## EXERCISE REQUIREMENTS
Please write out the complete listing that follows, exactly as it reads.

+++++

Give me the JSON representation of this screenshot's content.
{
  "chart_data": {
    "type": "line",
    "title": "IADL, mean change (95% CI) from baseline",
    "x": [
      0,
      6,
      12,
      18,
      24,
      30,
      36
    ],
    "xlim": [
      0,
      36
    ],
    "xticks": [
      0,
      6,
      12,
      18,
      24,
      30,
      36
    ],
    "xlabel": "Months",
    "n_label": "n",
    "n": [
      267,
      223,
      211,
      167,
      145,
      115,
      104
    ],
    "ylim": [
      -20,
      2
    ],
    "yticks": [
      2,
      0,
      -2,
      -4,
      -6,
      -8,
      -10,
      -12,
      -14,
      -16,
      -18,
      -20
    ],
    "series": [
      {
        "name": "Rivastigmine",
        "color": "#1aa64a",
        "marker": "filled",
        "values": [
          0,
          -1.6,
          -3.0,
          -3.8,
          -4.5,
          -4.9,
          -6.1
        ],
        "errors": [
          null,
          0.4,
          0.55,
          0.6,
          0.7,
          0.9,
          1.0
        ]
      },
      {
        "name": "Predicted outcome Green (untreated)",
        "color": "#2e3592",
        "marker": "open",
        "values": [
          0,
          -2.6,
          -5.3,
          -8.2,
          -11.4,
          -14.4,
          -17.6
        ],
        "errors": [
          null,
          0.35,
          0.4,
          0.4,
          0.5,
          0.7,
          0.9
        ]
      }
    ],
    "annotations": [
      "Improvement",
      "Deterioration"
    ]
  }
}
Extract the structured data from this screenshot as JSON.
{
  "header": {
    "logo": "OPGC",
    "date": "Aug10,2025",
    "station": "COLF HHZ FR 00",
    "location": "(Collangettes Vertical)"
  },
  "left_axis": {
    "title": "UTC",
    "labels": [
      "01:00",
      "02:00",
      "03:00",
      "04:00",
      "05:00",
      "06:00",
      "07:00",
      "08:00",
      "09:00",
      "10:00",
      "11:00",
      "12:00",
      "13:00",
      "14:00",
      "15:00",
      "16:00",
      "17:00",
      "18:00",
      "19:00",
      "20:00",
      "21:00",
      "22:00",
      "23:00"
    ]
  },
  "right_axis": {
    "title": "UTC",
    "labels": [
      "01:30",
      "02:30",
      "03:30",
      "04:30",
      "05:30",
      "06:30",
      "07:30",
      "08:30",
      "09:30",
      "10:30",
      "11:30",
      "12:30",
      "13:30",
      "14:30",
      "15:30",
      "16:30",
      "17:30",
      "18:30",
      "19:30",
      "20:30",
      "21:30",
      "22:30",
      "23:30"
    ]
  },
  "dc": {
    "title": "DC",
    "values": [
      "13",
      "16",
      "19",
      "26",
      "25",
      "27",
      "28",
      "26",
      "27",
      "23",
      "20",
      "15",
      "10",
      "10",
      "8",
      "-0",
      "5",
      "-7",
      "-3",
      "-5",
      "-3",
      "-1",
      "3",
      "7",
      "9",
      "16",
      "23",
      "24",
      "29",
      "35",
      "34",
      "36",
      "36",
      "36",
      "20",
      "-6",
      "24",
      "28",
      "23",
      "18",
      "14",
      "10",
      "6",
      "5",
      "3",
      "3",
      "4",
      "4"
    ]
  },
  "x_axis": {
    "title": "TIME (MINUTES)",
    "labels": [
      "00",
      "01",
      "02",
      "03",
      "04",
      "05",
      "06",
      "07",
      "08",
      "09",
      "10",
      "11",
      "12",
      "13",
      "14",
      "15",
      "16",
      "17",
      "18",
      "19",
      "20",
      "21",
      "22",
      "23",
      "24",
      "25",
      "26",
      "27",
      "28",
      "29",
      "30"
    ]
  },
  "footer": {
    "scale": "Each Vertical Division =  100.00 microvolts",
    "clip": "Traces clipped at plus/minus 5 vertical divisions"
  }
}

+++++

## RESPONSE FOR THIS EXERCISE
Give me the JSON representation of this screenshot's content.
{
  "chart_data": {
    "type": "line",
    "title": "IADL, mean change (95% CI) from baseline",
    "x": [
      0,
      6,
      12,
      18,
      24,
      30,
      36
    ],
    "xlim": [
      0,
      36
    ],
    "xticks": [
      0,
      6,
      12,
      18,
      24,
      30,
      36
    ],
    "xlabel": "Months",
    "n_label": "n",
    "n": [
      267,
      223,
      211,
      167,
      145,
      115,
      104
    ],
    "ylim": [
      -20,
      2
    ],
    "yticks": [
      2,
      0,
      -2,
      -4,
      -6,
      -8,
      -10,
      -12,
      -14,
      -16,
      -18,
      -20
    ],
    "series": [
      {
        "name": "Rivastigmine",
        "color": "#1aa64a",
        "marker": "filled",
        "values": [
          0,
          -1.6,
          -3.0,
          -3.8,
          -4.5,
          -4.9,
          -6.1
        ],
        "errors": [
          null,
          0.4,
          0.55,
          0.6,
          0.7,
          0.9,
          1.0
        ]
      },
      {
        "name": "Predicted outcome Green (untreated)",
        "color": "#2e3592",
        "marker": "open",
        "values": [
          0,
          -2.6,
          -5.3,
          -8.2,
          -11.4,
          -14.4,
          -17.6
        ],
        "errors": [
          null,
          0.35,
          0.4,
          0.4,
          0.5,
          0.7,
          0.9
        ]
      }
    ],
    "annotations": [
      "Improvement",
      "Deterioration"
    ]
  }
}
Extract the structured data from this screenshot as JSON.
{
  "header": {
    "logo": "OPGC",
    "date": "Aug10,2025",
    "station": "COLF HHZ FR 00",
    "location": "(Collangettes Vertical)"
  },
  "left_axis": {
    "title": "UTC",
    "labels": [
      "01:00",
      "02:00",
      "03:00",
      "04:00",
      "05:00",
      "06:00",
      "07:00",
      "08:00",
      "09:00",
      "10:00",
      "11:00",
      "12:00",
      "13:00",
      "14:00",
      "15:00",
      "16:00",
      "17:00",
      "18:00",
      "19:00",
      "20:00",
      "21:00",
      "22:00",
      "23:00"
    ]
  },
  "right_axis": {
    "title": "UTC",
    "labels": [
      "01:30",
      "02:30",
      "03:30",
      "04:30",
      "05:30",
      "06:30",
      "07:30",
      "08:30",
      "09:30",
      "10:30",
      "11:30",
      "12:30",
      "13:30",
      "14:30",
      "15:30",
      "16:30",
      "17:30",
      "18:30",
      "19:30",
      "20:30",
      "21:30",
      "22:30",
      "23:30"
    ]
  },
  "dc": {
    "title": "DC",
    "values": [
      "13",
      "16",
      "19",
      "26",
      "25",
      "27",
      "28",
      "26",
      "27",
      "23",
      "20",
      "15",
      "10",
      "10",
      "8",
      "-0",
      "5",
      "-7",
      "-3",
      "-5",
      "-3",
      "-1",
      "3",
      "7",
      "9",
      "16",
      "23",
      "24",
      "29",
      "35",
      "34",
      "36",
      "36",
      "36",
      "20",
      "-6",
      "24",
      "28",
      "23",
      "18",
      "14",
      "10",
      "6",
      "5",
      "3",
      "3",
      "4",
      "4"
    ]
  },
  "x_axis": {
    "title": "TIME (MINUTES)",
    "labels": [
      "00",
      "01",
      "02",
      "03",
      "04",
      "05",
      "06",
      "07",
      "08",
      "09",
      "10",
      "11",
      "12",
      "13",
      "14",
      "15",
      "16",
      "17",
      "18",
      "19",
      "20",
      "21",
      "22",
      "23",
      "24",
      "25",
      "26",
      "27",
      "28",
      "29",
      "30"
    ]
  },
  "footer": {
    "scale": "Each Vertical Division =  100.00 microvolts",
    "clip": "Traces clipped at plus/minus 5 vertical divisions"
  }
}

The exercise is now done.